§ SHORT TASK
Please repeat all of the listing exactly.

-- Begin SUPPLIED ENTRIES --

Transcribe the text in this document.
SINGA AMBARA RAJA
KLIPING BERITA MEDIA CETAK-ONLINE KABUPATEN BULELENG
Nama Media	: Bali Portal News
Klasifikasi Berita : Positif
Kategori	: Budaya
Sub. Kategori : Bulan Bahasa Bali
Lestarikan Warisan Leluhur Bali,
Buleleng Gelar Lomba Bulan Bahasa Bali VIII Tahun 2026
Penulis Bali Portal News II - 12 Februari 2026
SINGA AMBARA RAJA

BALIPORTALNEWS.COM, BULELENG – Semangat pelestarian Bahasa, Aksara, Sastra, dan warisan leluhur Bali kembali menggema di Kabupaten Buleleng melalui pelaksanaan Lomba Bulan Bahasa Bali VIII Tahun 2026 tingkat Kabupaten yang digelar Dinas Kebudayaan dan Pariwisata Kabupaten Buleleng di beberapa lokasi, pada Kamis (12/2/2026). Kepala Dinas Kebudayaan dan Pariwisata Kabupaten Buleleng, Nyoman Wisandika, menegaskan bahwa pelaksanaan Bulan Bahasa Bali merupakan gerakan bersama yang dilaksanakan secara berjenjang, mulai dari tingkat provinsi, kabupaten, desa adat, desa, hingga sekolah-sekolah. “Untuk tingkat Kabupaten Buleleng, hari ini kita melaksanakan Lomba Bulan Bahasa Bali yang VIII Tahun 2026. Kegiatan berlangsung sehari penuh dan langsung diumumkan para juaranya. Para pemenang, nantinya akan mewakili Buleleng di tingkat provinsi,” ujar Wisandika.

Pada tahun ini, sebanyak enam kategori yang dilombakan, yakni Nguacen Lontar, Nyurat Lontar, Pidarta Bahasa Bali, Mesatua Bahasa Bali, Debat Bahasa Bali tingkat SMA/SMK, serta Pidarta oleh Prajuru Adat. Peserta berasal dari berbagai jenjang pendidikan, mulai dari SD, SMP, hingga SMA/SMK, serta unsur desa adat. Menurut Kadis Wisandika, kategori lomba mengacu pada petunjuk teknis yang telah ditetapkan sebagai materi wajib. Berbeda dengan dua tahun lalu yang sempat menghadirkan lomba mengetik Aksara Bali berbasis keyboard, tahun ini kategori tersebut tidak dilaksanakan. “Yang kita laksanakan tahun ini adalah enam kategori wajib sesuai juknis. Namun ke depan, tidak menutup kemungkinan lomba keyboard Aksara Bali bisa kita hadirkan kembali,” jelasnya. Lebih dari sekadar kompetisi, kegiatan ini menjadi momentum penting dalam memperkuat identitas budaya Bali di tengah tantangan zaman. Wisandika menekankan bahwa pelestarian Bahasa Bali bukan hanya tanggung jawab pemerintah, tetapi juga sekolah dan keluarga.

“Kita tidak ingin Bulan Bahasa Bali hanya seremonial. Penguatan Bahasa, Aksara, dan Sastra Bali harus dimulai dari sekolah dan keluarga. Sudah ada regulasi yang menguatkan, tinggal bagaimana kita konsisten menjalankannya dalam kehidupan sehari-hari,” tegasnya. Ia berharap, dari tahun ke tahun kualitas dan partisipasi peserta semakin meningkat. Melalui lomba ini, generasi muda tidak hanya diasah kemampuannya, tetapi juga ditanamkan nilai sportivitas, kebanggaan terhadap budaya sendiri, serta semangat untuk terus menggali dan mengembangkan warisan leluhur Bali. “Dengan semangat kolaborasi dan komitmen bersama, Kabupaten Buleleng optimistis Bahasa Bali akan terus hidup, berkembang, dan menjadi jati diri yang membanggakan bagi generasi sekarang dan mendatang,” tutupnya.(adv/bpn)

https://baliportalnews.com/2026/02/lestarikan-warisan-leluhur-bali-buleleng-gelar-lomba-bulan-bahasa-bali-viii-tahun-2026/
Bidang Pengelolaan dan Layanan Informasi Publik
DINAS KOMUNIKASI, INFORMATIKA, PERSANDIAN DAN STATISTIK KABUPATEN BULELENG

-- End SUPPLIED ENTRIES --

§ WORKED SOLUTION
Transcribe the text in this document.
SINGA AMBARA RAJA
KLIPING BERITA MEDIA CETAK-ONLINE KABUPATEN BULELENG
Nama Media	: Bali Portal News
Klasifikasi Berita : Positif
Kategori	: Budaya
Sub. Kategori : Bulan Bahasa Bali
Lestarikan Warisan Leluhur Bali,
Buleleng Gelar Lomba Bulan Bahasa Bali VIII Tahun 2026
Penulis Bali Portal News II - 12 Februari 2026
SINGA AMBARA RAJA

BALIPORTALNEWS.COM, BULELENG – Semangat pelestarian Bahasa, Aksara, Sastra, dan warisan leluhur Bali kembali menggema di Kabupaten Buleleng melalui pelaksanaan Lomba Bulan Bahasa Bali VIII Tahun 2026 tingkat Kabupaten yang digelar Dinas Kebudayaan dan Pariwisata Kabupaten Buleleng di beberapa lokasi, pada Kamis (12/2/2026). Kepala Dinas Kebudayaan dan Pariwisata Kabupaten Buleleng, Nyoman Wisandika, menegaskan bahwa pelaksanaan Bulan Bahasa Bali merupakan gerakan bersama yang dilaksanakan secara berjenjang, mulai dari tingkat provinsi, kabupaten, desa adat, desa, hingga sekolah-sekolah. “Untuk tingkat Kabupaten Buleleng, hari ini kita melaksanakan Lomba Bulan Bahasa Bali yang VIII Tahun 2026. Kegiatan berlangsung sehari penuh dan langsung diumumkan para juaranya. Para pemenang, nantinya akan mewakili Buleleng di tingkat provinsi,” ujar Wisandika.

Pada tahun ini, sebanyak enam kategori yang dilombakan, yakni Nguacen Lontar, Nyurat Lontar, Pidarta Bahasa Bali, Mesatua Bahasa Bali, Debat Bahasa Bali tingkat SMA/SMK, serta Pidarta oleh Prajuru Adat. Peserta berasal dari berbagai jenjang pendidikan, mulai dari SD, SMP, hingga SMA/SMK, serta unsur desa adat. Menurut Kadis Wisandika, kategori lomba mengacu pada petunjuk teknis yang telah ditetapkan sebagai materi wajib. Berbeda dengan dua tahun lalu yang sempat menghadirkan lomba mengetik Aksara Bali berbasis keyboard, tahun ini kategori tersebut tidak dilaksanakan. “Yang kita laksanakan tahun ini adalah enam kategori wajib sesuai juknis. Namun ke depan, tidak menutup kemungkinan lomba keyboard Aksara Bali bisa kita hadirkan kembali,” jelasnya. Lebih dari sekadar kompetisi, kegiatan ini menjadi momentum penting dalam memperkuat identitas budaya Bali di tengah tantangan zaman. Wisandika menekankan bahwa pelestarian Bahasa Bali bukan hanya tanggung jawab pemerintah, tetapi juga sekolah dan keluarga.

“Kita tidak ingin Bulan Bahasa Bali hanya seremonial. Penguatan Bahasa, Aksara, dan Sastra Bali harus dimulai dari sekolah dan keluarga. Sudah ada regulasi yang menguatkan, tinggal bagaimana kita konsisten menjalankannya dalam kehidupan sehari-hari,” tegasnya. Ia berharap, dari tahun ke tahun kualitas dan partisipasi peserta semakin meningkat. Melalui lomba ini, generasi muda tidak hanya diasah kemampuannya, tetapi juga ditanamkan nilai sportivitas, kebanggaan terhadap budaya sendiri, serta semangat untuk terus menggali dan mengembangkan warisan leluhur Bali. “Dengan semangat kolaborasi dan komitmen bersama, Kabupaten Buleleng optimistis Bahasa Bali akan terus hidup, berkembang, dan menjadi jati diri yang membanggakan bagi generasi sekarang dan mendatang,” tutupnya.(adv/bpn)

https://baliportalnews.com/2026/02/lestarikan-warisan-leluhur-bali-buleleng-gelar-lomba-bulan-bahasa-bali-viii-tahun-2026/
Bidang Pengelolaan dan Layanan Informasi Publik
DINAS KOMUNIKASI, INFORMATIKA, PERSANDIAN DAN STATISTIK KABUPATEN BULELENG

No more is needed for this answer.